- **WHAT TO PRODUCE**
Copy out each line featuring the string "content" from the entries beneath.

** start of RECORDED INFORMATION **

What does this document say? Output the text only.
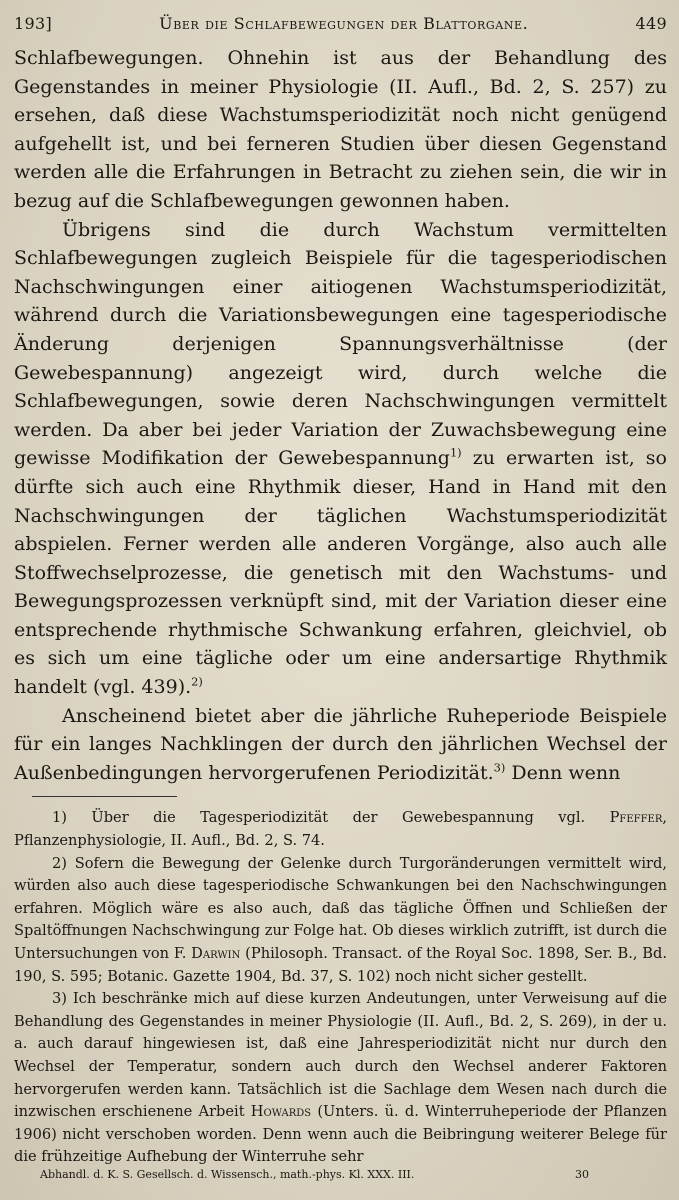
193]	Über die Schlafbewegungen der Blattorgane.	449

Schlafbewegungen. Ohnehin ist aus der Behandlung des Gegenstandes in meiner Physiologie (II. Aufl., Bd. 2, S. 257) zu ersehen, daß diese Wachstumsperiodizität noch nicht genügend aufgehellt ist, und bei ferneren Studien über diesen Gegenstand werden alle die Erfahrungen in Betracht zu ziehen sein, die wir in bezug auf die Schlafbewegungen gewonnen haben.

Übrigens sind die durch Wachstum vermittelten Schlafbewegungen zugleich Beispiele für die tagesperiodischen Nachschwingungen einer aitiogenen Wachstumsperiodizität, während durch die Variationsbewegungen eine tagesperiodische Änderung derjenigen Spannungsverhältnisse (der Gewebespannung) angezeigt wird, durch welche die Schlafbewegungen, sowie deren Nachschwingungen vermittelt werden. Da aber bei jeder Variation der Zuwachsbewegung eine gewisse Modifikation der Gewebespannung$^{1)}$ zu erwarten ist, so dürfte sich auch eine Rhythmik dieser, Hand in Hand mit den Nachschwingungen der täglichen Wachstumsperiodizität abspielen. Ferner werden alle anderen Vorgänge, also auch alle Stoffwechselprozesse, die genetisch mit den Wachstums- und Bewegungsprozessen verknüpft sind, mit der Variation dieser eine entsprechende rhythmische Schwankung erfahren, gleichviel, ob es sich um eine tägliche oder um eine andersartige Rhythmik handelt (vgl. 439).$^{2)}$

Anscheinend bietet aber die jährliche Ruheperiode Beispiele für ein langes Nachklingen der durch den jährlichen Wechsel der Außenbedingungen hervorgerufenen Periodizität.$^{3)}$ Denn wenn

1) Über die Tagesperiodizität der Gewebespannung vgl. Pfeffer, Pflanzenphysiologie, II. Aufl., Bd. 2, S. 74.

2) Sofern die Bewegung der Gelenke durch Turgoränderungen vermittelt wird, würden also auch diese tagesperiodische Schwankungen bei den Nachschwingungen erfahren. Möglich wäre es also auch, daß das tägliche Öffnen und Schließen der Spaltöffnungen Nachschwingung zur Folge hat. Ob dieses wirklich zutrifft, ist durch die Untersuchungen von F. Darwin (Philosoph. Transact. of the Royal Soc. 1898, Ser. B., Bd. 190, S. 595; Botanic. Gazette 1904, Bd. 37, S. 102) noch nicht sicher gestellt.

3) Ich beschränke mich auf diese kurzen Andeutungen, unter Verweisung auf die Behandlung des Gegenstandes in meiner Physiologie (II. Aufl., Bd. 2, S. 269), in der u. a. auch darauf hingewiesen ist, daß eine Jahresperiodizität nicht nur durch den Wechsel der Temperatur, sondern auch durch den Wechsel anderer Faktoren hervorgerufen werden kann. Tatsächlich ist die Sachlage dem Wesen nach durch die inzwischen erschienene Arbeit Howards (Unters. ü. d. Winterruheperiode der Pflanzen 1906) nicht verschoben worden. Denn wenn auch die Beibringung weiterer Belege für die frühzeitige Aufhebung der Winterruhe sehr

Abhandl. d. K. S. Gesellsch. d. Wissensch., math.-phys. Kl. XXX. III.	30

** end of RECORDED INFORMATION **
** start of RECORDED INFORMATION **

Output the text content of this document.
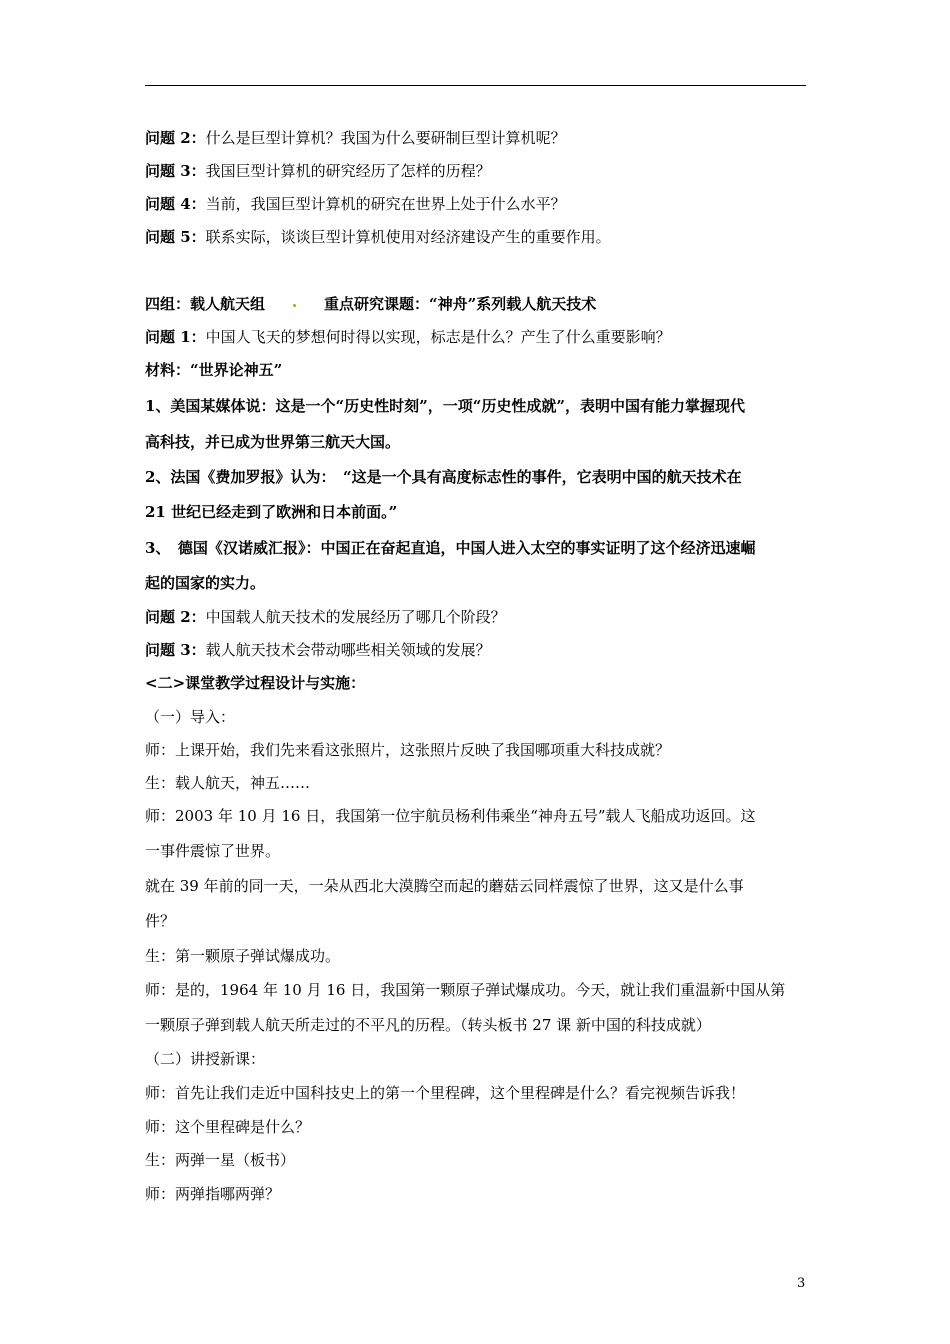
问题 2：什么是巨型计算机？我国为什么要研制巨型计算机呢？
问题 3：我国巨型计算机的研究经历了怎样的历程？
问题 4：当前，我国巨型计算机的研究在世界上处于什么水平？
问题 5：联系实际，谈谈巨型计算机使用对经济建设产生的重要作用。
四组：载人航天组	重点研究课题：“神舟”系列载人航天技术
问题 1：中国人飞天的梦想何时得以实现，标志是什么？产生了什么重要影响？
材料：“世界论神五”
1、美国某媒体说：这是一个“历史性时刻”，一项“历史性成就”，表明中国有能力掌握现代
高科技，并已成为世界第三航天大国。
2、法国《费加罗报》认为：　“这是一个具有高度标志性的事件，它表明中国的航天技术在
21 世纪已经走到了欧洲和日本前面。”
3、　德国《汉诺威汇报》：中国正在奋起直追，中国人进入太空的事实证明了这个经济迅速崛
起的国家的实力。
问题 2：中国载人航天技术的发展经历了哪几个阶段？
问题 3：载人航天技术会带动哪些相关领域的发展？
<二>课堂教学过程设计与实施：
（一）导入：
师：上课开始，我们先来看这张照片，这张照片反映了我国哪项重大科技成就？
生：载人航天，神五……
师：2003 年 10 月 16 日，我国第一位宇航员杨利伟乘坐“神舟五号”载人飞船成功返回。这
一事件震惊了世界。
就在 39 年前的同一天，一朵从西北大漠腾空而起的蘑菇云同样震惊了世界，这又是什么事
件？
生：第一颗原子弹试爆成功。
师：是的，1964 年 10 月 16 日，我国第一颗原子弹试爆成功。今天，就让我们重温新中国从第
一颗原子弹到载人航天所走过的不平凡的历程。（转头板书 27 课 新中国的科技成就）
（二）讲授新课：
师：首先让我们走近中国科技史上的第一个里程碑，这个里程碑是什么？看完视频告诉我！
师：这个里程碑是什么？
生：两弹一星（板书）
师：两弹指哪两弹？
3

** end of RECORDED INFORMATION **
** start of RECORDED INFORMATION **

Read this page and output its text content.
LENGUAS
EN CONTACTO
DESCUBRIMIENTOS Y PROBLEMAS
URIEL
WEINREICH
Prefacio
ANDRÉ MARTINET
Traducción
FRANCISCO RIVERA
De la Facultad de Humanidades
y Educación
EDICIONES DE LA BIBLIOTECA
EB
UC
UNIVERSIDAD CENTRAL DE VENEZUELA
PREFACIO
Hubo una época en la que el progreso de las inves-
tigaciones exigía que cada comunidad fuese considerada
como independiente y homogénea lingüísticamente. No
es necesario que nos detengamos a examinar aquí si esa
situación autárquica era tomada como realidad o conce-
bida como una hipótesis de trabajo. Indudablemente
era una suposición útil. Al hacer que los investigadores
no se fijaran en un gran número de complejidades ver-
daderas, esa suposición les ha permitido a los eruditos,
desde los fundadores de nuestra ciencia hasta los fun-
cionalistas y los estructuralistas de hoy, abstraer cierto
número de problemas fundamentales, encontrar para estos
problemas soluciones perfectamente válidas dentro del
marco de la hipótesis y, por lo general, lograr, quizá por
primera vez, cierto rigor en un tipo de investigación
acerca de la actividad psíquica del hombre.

** end of RECORDED INFORMATION **

- **SOLUTION FOR THIS PROBLEM**
Output the text content of this document.
Read this page and output its text content.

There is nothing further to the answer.